Task goal: Below are entries to be transcribed exactly; exclude the pictures from the copy.
○ ○ ○ ○ ○
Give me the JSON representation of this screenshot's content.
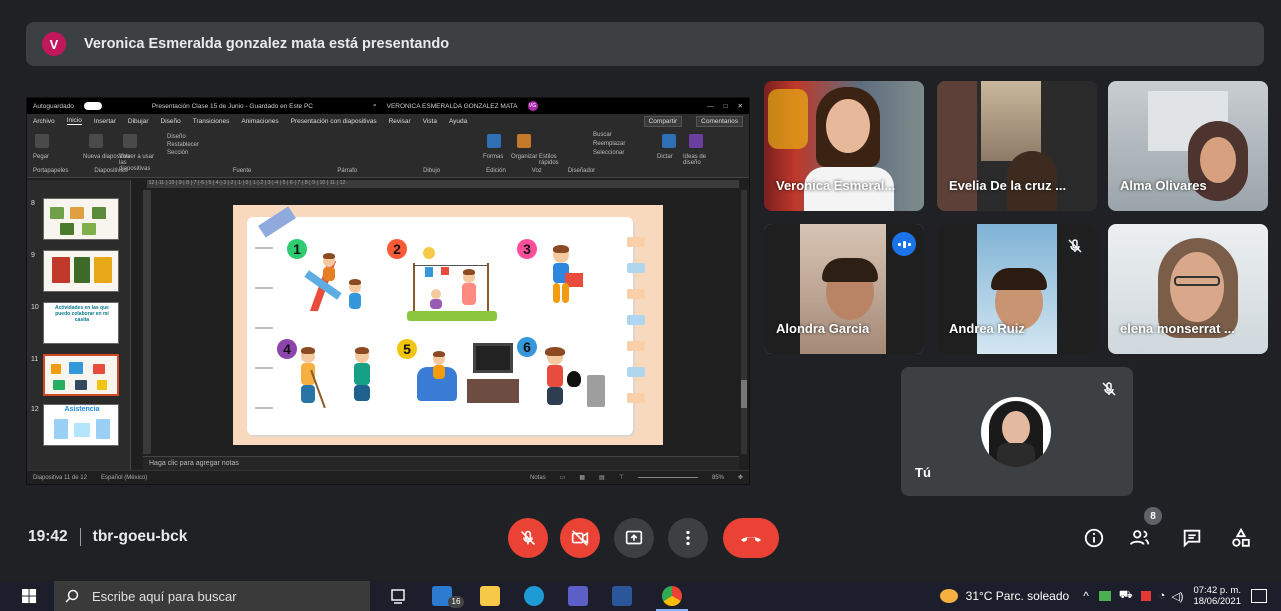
{
  "banner": {
    "avatar_letter": "V",
    "text": "Veronica Esmeralda gonzalez mata está presentando",
    "avatar_color": "#c2185b"
  },
  "ppt": {
    "autosave": "Autoguardado",
    "file_title": "Presentación Clase 15 de Junio - Guardado en Este PC",
    "user": "VERONICA ESMERALDA GONZALEZ MATA",
    "user_initials": "VG",
    "tabs": [
      "Archivo",
      "Inicio",
      "Insertar",
      "Dibujar",
      "Diseño",
      "Transiciones",
      "Animaciones",
      "Presentación con diapositivas",
      "Revisar",
      "Vista",
      "Ayuda"
    ],
    "share_button": "Compartir",
    "comments_button": "Comentarios",
    "ribbon_groups": [
      "Portapapeles",
      "Diapositivas",
      "Fuente",
      "Párrafo",
      "Dibujo",
      "Edición",
      "Voz",
      "Diseñador"
    ],
    "ribbon_labels": [
      "Pegar",
      "Nueva diapositiva",
      "Volver a usar las diapositivas",
      "Diseño",
      "Restablecer",
      "Sección",
      "Formas",
      "Organizar",
      "Estilos rápidos",
      "Buscar",
      "Reemplazar",
      "Seleccionar",
      "Dictar",
      "Ideas de diseño"
    ],
    "ruler": "·12·|·11·|·10·|·9·|·8·|·7·|·6·|·5·|·4·|·3·|·2·|·1·|·0·|·1·|·2·|·3·|·4·|·5·|·6·|·7·|·8·|·9·|·10·|·11·|·12·",
    "thumbnails": [
      {
        "num": "8"
      },
      {
        "num": "9"
      },
      {
        "num": "10",
        "title": "Actividades en las que puedo colaborar en mi casita"
      },
      {
        "num": "11"
      },
      {
        "num": "12",
        "title": "Asistencia"
      }
    ],
    "notes_placeholder": "Haga clic para agregar notas",
    "status": {
      "slide": "Diapositiva 11 de 12",
      "language": "Español (México)",
      "notes": "Notas",
      "zoom": "85%"
    }
  },
  "slide": {
    "numbers": [
      "1",
      "2",
      "3",
      "4",
      "5",
      "6"
    ]
  },
  "participants": [
    {
      "name": "Veronica Esmeral...",
      "state": "normal"
    },
    {
      "name": "Evelia De la cruz ...",
      "state": "normal"
    },
    {
      "name": "Alma Olivares",
      "state": "normal"
    },
    {
      "name": "Alondra Garcia",
      "state": "speaking"
    },
    {
      "name": "Andrea Ruiz",
      "state": "muted"
    },
    {
      "name": "elena monserrat ...",
      "state": "normal"
    }
  ],
  "self": {
    "name": "Tú",
    "muted": true
  },
  "meeting": {
    "time": "19:42",
    "code": "tbr-goeu-bck",
    "participant_count": "8"
  },
  "taskbar": {
    "search_placeholder": "Escribe aquí para buscar",
    "badge": "16",
    "weather": "31°C Parc. soleado",
    "time": "07:42 p. m.",
    "date": "18/06/2021"
  }
}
○ ○ ○ ○ ○
Written answer:
Give me the JSON representation of this screenshot's content.
{
  "banner": {
    "avatar_letter": "V",
    "text": "Veronica Esmeralda gonzalez mata está presentando",
    "avatar_color": "#c2185b"
  },
  "ppt": {
    "autosave": "Autoguardado",
    "file_title": "Presentación Clase 15 de Junio - Guardado en Este PC",
    "user": "VERONICA ESMERALDA GONZALEZ MATA",
    "user_initials": "VG",
    "tabs": [
      "Archivo",
      "Inicio",
      "Insertar",
      "Dibujar",
      "Diseño",
      "Transiciones",
      "Animaciones",
      "Presentación con diapositivas",
      "Revisar",
      "Vista",
      "Ayuda"
    ],
    "share_button": "Compartir",
    "comments_button": "Comentarios",
    "ribbon_groups": [
      "Portapapeles",
      "Diapositivas",
      "Fuente",
      "Párrafo",
      "Dibujo",
      "Edición",
      "Voz",
      "Diseñador"
    ],
    "ribbon_labels": [
      "Pegar",
      "Nueva diapositiva",
      "Volver a usar las diapositivas",
      "Diseño",
      "Restablecer",
      "Sección",
      "Formas",
      "Organizar",
      "Estilos rápidos",
      "Buscar",
      "Reemplazar",
      "Seleccionar",
      "Dictar",
      "Ideas de diseño"
    ],
    "ruler": "·12·|·11·|·10·|·9·|·8·|·7·|·6·|·5·|·4·|·3·|·2·|·1·|·0·|·1·|·2·|·3·|·4·|·5·|·6·|·7·|·8·|·9·|·10·|·11·|·12·",
    "thumbnails": [
      {
        "num": "8"
      },
      {
        "num": "9"
      },
      {
        "num": "10",
        "title": "Actividades en las que puedo colaborar en mi casita"
      },
      {
        "num": "11"
      },
      {
        "num": "12",
        "title": "Asistencia"
      }
    ],
    "notes_placeholder": "Haga clic para agregar notas",
    "status": {
      "slide": "Diapositiva 11 de 12",
      "language": "Español (México)",
      "notes": "Notas",
      "zoom": "85%"
    }
  },
  "slide": {
    "numbers": [
      "1",
      "2",
      "3",
      "4",
      "5",
      "6"
    ]
  },
  "participants": [
    {
      "name": "Veronica Esmeral...",
      "state": "normal"
    },
    {
      "name": "Evelia De la cruz ...",
      "state": "normal"
    },
    {
      "name": "Alma Olivares",
      "state": "normal"
    },
    {
      "name": "Alondra Garcia",
      "state": "speaking"
    },
    {
      "name": "Andrea Ruiz",
      "state": "muted"
    },
    {
      "name": "elena monserrat ...",
      "state": "normal"
    }
  ],
  "self": {
    "name": "Tú",
    "muted": true
  },
  "meeting": {
    "time": "19:42",
    "code": "tbr-goeu-bck",
    "participant_count": "8"
  },
  "taskbar": {
    "search_placeholder": "Escribe aquí para buscar",
    "badge": "16",
    "weather": "31°C Parc. soleado",
    "time": "07:42 p. m.",
    "date": "18/06/2021"
  }
}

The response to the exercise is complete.